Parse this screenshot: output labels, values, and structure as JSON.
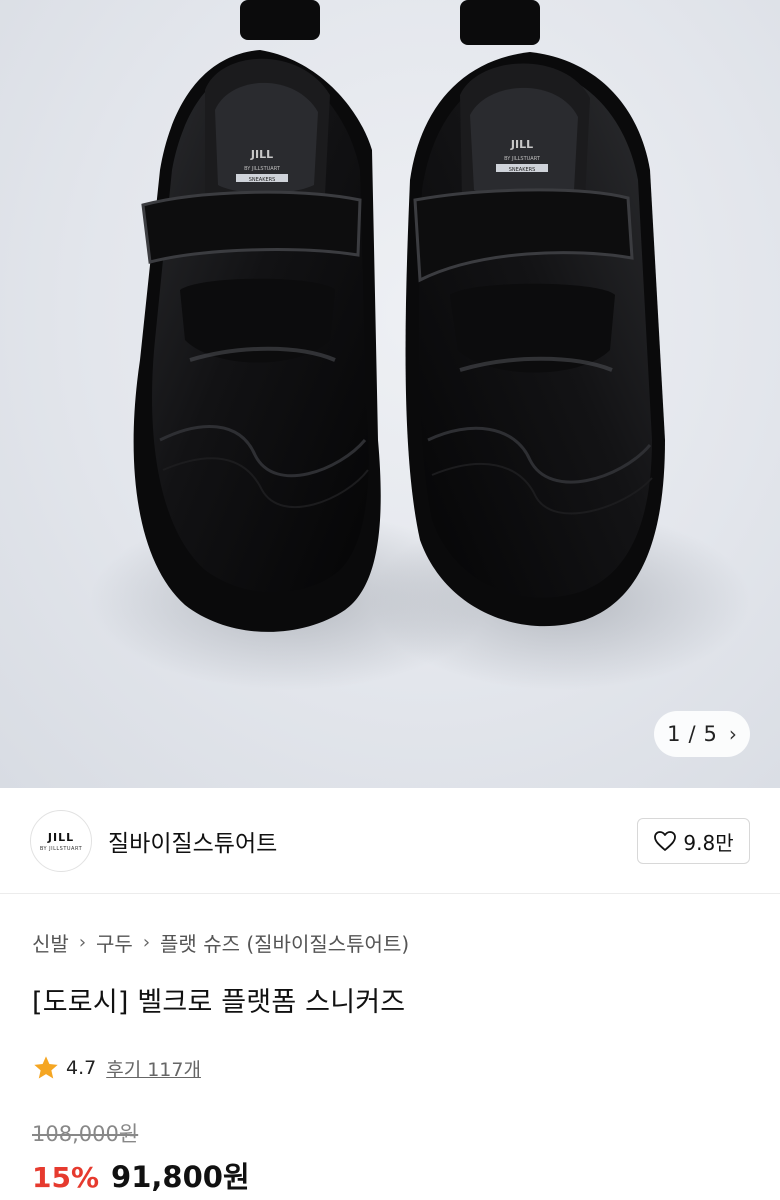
{
  "gallery": {
    "current": "1",
    "separator": "/",
    "total": "5",
    "next_icon": "chevron-right-icon",
    "shoe_label_brand": "JILL",
    "shoe_label_sub": "BY JILLSTUART",
    "shoe_label_tag": "SNEAKERS"
  },
  "brand": {
    "logo_main": "JILL",
    "logo_sub": "BY JILLSTUART",
    "name": "질바이질스튜어트",
    "likes": "9.8만",
    "like_icon": "heart-outline-icon"
  },
  "breadcrumb": {
    "items": [
      "신발",
      "구두",
      "플랫 슈즈 (질바이질스튜어트)"
    ],
    "separator_icon": "chevron-right-icon"
  },
  "product": {
    "title": "[도로시] 벨크로 플랫폼 스니커즈",
    "rating": "4.7",
    "rating_icon": "star-icon",
    "reviews": "후기 117개",
    "original_price": "108,000원",
    "discount": "15%",
    "sale_price": "91,800원"
  },
  "colors": {
    "discount": "#e63a2e",
    "star": "#f5a623"
  }
}
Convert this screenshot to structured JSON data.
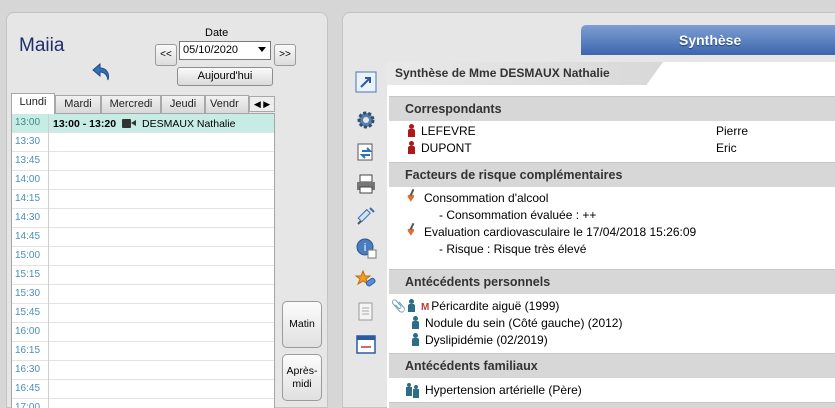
{
  "agenda": {
    "app_name": "Maiia",
    "date_label": "Date",
    "prev_label": "<<",
    "next_label": ">>",
    "selected_date": "05/10/2020",
    "today_label": "Aujourd'hui",
    "tabs": [
      "Lundi",
      "Mardi",
      "Mercredi",
      "Jeudi",
      "Vendr"
    ],
    "active_tab": "Lundi",
    "slots": [
      "13:00",
      "13:30",
      "13:45",
      "14:00",
      "14:15",
      "14:30",
      "14:45",
      "15:00",
      "15:15",
      "15:30",
      "15:45",
      "16:00",
      "16:15",
      "16:30",
      "16:45",
      "17:00"
    ],
    "appointment": {
      "time_range": "13:00 - 13:20",
      "patient": "DESMAUX Nathalie"
    },
    "matin_label": "Matin",
    "apres_midi_label": "Après-midi"
  },
  "synthese": {
    "tab_label": "Synthèse",
    "patient_title": "Synthèse de Mme DESMAUX Nathalie",
    "sections": {
      "correspondants": {
        "title": "Correspondants",
        "rows": [
          {
            "name": "LEFEVRE",
            "firstname": "Pierre"
          },
          {
            "name": "DUPONT",
            "firstname": "Eric"
          }
        ]
      },
      "facteurs": {
        "title": "Facteurs de risque complémentaires",
        "items": [
          "Consommation d'alcool",
          "- Consommation évaluée : ++",
          "Evaluation cardiovasculaire le 17/04/2018 15:26:09",
          "- Risque : Risque très élevé"
        ]
      },
      "antecedents_personnels": {
        "title": "Antécédents personnels",
        "items": [
          "Péricardite aiguë  (1999)",
          "Nodule du sein (Côté gauche)  (2012)",
          "Dyslipidémie  (02/2019)"
        ]
      },
      "antecedents_familiaux": {
        "title": "Antécédents familiaux",
        "items": [
          "Hypertension artérielle (Père)"
        ]
      }
    }
  },
  "colors": {
    "accent_blue": "#3b66ad",
    "slot_highlight": "#c7ece6",
    "section_header": "#d7d7d7"
  }
}
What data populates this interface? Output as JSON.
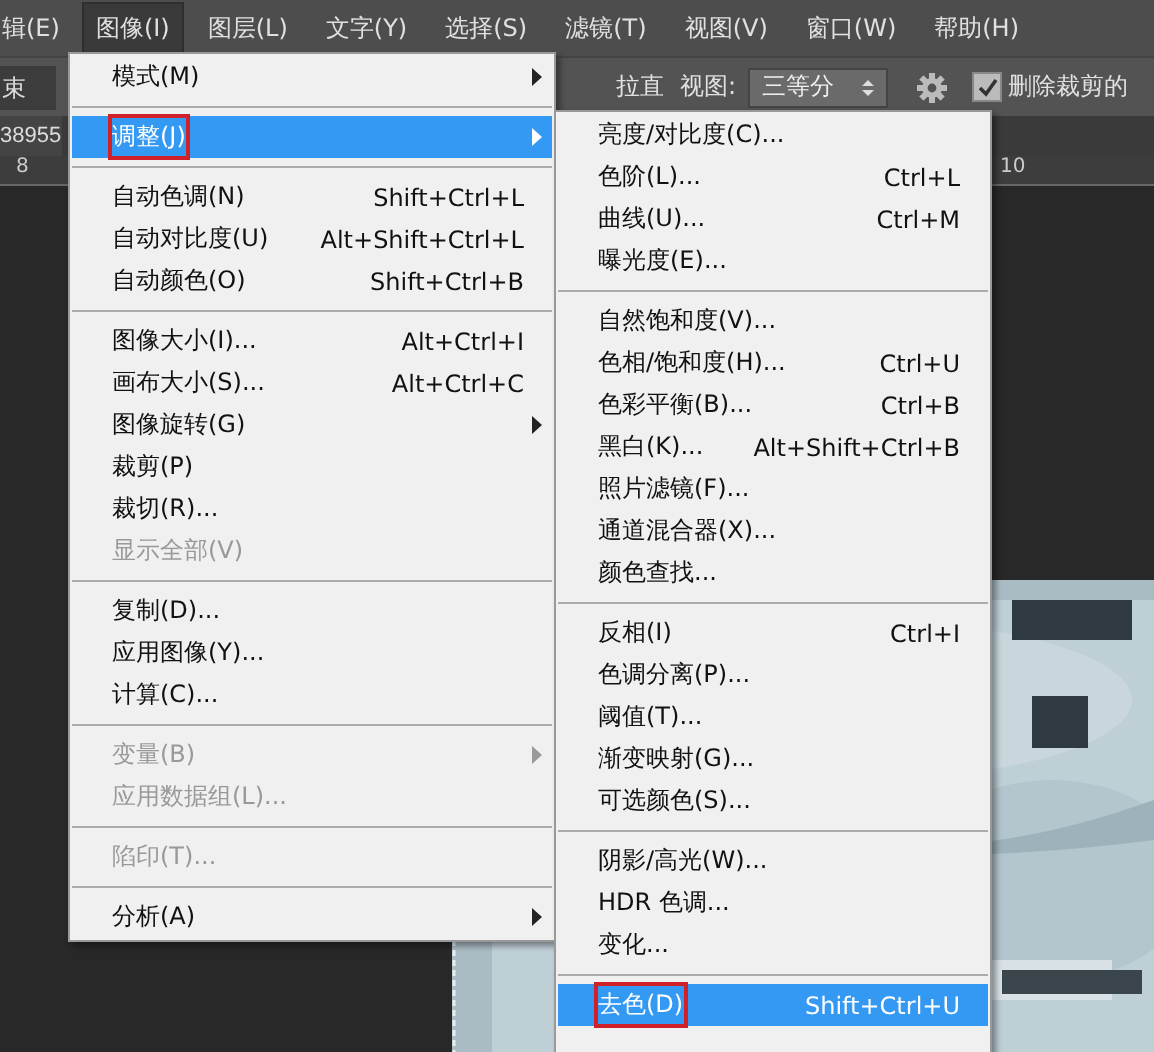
{
  "menubar": [
    {
      "label": "辑(E)",
      "selected": false
    },
    {
      "label": "图像(I)",
      "selected": true
    },
    {
      "label": "图层(L)",
      "selected": false
    },
    {
      "label": "文字(Y)",
      "selected": false
    },
    {
      "label": "选择(S)",
      "selected": false
    },
    {
      "label": "滤镜(T)",
      "selected": false
    },
    {
      "label": "视图(V)",
      "selected": false
    },
    {
      "label": "窗口(W)",
      "selected": false
    },
    {
      "label": "帮助(H)",
      "selected": false
    }
  ],
  "options_bar": {
    "field": "束",
    "straighten": "拉直",
    "view_label": "视图:",
    "view_value": "三等分",
    "delete_crop": {
      "label": "删除裁剪的",
      "checked": true
    }
  },
  "document_tab": "38955",
  "ruler": [
    "8",
    "10"
  ],
  "image_menu": [
    {
      "kind": "item",
      "label": "模式(M)",
      "submenu": true,
      "disabled": false,
      "selected": false,
      "outlined": false
    },
    {
      "kind": "separator"
    },
    {
      "kind": "item",
      "label": "调整(J)",
      "submenu": true,
      "disabled": false,
      "selected": true,
      "outlined": true
    },
    {
      "kind": "separator"
    },
    {
      "kind": "item",
      "label": "自动色调(N)",
      "shortcut": "Shift+Ctrl+L",
      "submenu": false,
      "disabled": false,
      "selected": false,
      "outlined": false
    },
    {
      "kind": "item",
      "label": "自动对比度(U)",
      "shortcut": "Alt+Shift+Ctrl+L",
      "submenu": false,
      "disabled": false,
      "selected": false,
      "outlined": false
    },
    {
      "kind": "item",
      "label": "自动颜色(O)",
      "shortcut": "Shift+Ctrl+B",
      "submenu": false,
      "disabled": false,
      "selected": false,
      "outlined": false
    },
    {
      "kind": "separator"
    },
    {
      "kind": "item",
      "label": "图像大小(I)...",
      "shortcut": "Alt+Ctrl+I",
      "submenu": false,
      "disabled": false,
      "selected": false,
      "outlined": false
    },
    {
      "kind": "item",
      "label": "画布大小(S)...",
      "shortcut": "Alt+Ctrl+C",
      "submenu": false,
      "disabled": false,
      "selected": false,
      "outlined": false
    },
    {
      "kind": "item",
      "label": "图像旋转(G)",
      "submenu": true,
      "disabled": false,
      "selected": false,
      "outlined": false
    },
    {
      "kind": "item",
      "label": "裁剪(P)",
      "submenu": false,
      "disabled": false,
      "selected": false,
      "outlined": false
    },
    {
      "kind": "item",
      "label": "裁切(R)...",
      "submenu": false,
      "disabled": false,
      "selected": false,
      "outlined": false
    },
    {
      "kind": "item",
      "label": "显示全部(V)",
      "submenu": false,
      "disabled": true,
      "selected": false,
      "outlined": false
    },
    {
      "kind": "separator"
    },
    {
      "kind": "item",
      "label": "复制(D)...",
      "submenu": false,
      "disabled": false,
      "selected": false,
      "outlined": false
    },
    {
      "kind": "item",
      "label": "应用图像(Y)...",
      "submenu": false,
      "disabled": false,
      "selected": false,
      "outlined": false
    },
    {
      "kind": "item",
      "label": "计算(C)...",
      "submenu": false,
      "disabled": false,
      "selected": false,
      "outlined": false
    },
    {
      "kind": "separator"
    },
    {
      "kind": "item",
      "label": "变量(B)",
      "submenu": true,
      "disabled": true,
      "selected": false,
      "outlined": false
    },
    {
      "kind": "item",
      "label": "应用数据组(L)...",
      "submenu": false,
      "disabled": true,
      "selected": false,
      "outlined": false
    },
    {
      "kind": "separator"
    },
    {
      "kind": "item",
      "label": "陷印(T)...",
      "submenu": false,
      "disabled": true,
      "selected": false,
      "outlined": false
    },
    {
      "kind": "separator"
    },
    {
      "kind": "item",
      "label": "分析(A)",
      "submenu": true,
      "disabled": false,
      "selected": false,
      "outlined": false
    }
  ],
  "adjust_submenu": [
    {
      "kind": "item",
      "label": "亮度/对比度(C)...",
      "selected": false,
      "outlined": false
    },
    {
      "kind": "item",
      "label": "色阶(L)...",
      "shortcut": "Ctrl+L",
      "selected": false,
      "outlined": false
    },
    {
      "kind": "item",
      "label": "曲线(U)...",
      "shortcut": "Ctrl+M",
      "selected": false,
      "outlined": false
    },
    {
      "kind": "item",
      "label": "曝光度(E)...",
      "selected": false,
      "outlined": false
    },
    {
      "kind": "separator"
    },
    {
      "kind": "item",
      "label": "自然饱和度(V)...",
      "selected": false,
      "outlined": false
    },
    {
      "kind": "item",
      "label": "色相/饱和度(H)...",
      "shortcut": "Ctrl+U",
      "selected": false,
      "outlined": false
    },
    {
      "kind": "item",
      "label": "色彩平衡(B)...",
      "shortcut": "Ctrl+B",
      "selected": false,
      "outlined": false
    },
    {
      "kind": "item",
      "label": "黑白(K)...",
      "shortcut": "Alt+Shift+Ctrl+B",
      "selected": false,
      "outlined": false
    },
    {
      "kind": "item",
      "label": "照片滤镜(F)...",
      "selected": false,
      "outlined": false
    },
    {
      "kind": "item",
      "label": "通道混合器(X)...",
      "selected": false,
      "outlined": false
    },
    {
      "kind": "item",
      "label": "颜色查找...",
      "selected": false,
      "outlined": false
    },
    {
      "kind": "separator"
    },
    {
      "kind": "item",
      "label": "反相(I)",
      "shortcut": "Ctrl+I",
      "selected": false,
      "outlined": false
    },
    {
      "kind": "item",
      "label": "色调分离(P)...",
      "selected": false,
      "outlined": false
    },
    {
      "kind": "item",
      "label": "阈值(T)...",
      "selected": false,
      "outlined": false
    },
    {
      "kind": "item",
      "label": "渐变映射(G)...",
      "selected": false,
      "outlined": false
    },
    {
      "kind": "item",
      "label": "可选颜色(S)...",
      "selected": false,
      "outlined": false
    },
    {
      "kind": "separator"
    },
    {
      "kind": "item",
      "label": "阴影/高光(W)...",
      "selected": false,
      "outlined": false
    },
    {
      "kind": "item",
      "label": "HDR 色调...",
      "selected": false,
      "outlined": false
    },
    {
      "kind": "item",
      "label": "变化...",
      "selected": false,
      "outlined": false
    },
    {
      "kind": "separator"
    },
    {
      "kind": "item",
      "label": "去色(D)",
      "shortcut": "Shift+Ctrl+U",
      "selected": true,
      "outlined": true
    }
  ]
}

* * * *

# WHAT YOU HAVE TO DO:
Copy all lines from the material that include "icon".

# THE SOLUTION:
    "next_icon": "chevron-right-icon",
    "like_icon": "heart-outline-icon"
    "separator_icon": "chevron-right-icon"
    "rating_icon": "star-icon",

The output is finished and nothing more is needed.